• _What needs to be done_:
Copy out lines with the word "heat" from the material that follows.

• _Source data_:

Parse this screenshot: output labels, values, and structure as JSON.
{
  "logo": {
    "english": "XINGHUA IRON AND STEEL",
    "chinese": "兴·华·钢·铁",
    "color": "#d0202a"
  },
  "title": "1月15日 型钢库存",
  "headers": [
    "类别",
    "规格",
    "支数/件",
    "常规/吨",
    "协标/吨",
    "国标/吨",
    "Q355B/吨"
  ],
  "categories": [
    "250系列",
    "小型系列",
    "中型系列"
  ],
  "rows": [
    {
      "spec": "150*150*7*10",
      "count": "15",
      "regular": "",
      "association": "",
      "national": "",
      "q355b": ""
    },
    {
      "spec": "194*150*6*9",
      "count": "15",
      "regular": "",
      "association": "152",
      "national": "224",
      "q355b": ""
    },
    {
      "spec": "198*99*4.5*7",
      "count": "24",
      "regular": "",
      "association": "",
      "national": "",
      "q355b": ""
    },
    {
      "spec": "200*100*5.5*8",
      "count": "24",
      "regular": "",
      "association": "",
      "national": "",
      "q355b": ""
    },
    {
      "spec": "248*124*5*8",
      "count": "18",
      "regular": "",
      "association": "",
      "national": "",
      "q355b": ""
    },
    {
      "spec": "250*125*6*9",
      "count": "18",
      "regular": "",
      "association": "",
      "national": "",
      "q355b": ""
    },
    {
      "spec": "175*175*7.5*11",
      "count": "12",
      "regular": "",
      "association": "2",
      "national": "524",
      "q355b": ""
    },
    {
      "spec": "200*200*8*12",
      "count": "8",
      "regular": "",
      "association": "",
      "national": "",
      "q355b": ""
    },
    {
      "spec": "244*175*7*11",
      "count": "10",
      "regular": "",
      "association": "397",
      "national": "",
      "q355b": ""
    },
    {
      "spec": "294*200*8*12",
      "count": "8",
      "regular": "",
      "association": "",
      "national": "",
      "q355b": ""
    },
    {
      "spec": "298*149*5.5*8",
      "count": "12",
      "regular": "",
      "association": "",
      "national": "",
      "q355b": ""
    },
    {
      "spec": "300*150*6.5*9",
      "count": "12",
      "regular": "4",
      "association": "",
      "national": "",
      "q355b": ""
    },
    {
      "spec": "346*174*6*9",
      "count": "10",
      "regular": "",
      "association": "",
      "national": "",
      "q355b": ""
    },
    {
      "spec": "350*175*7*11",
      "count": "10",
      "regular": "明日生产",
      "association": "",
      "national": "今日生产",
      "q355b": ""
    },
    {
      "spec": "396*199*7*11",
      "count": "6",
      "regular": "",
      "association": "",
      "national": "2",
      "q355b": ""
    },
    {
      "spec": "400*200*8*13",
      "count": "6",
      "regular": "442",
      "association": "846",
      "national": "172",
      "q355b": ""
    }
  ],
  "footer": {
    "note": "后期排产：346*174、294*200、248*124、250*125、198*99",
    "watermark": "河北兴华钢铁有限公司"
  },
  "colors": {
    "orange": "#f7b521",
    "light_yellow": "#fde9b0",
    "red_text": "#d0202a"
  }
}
...
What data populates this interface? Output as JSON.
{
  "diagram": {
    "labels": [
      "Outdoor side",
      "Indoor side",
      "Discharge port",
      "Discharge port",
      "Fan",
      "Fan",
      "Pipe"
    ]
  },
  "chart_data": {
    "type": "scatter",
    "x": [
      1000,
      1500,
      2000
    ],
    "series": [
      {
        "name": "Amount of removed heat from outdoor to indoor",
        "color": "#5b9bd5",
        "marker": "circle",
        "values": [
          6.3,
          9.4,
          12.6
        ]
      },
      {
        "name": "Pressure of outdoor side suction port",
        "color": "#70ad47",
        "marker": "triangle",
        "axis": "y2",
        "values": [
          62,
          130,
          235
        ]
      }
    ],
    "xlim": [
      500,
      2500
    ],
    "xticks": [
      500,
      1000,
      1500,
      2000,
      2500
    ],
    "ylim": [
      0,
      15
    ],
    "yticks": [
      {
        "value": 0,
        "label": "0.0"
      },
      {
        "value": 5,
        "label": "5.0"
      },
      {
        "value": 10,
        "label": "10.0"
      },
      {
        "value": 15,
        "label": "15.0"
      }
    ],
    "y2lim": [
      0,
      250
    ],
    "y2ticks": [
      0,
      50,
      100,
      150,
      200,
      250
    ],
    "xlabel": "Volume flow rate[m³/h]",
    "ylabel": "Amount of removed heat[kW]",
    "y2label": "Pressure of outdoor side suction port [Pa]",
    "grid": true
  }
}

• _The answer_:
        "name": "Amount of removed heat from outdoor to indoor",
    "ylabel": "Amount of removed heat[kW]",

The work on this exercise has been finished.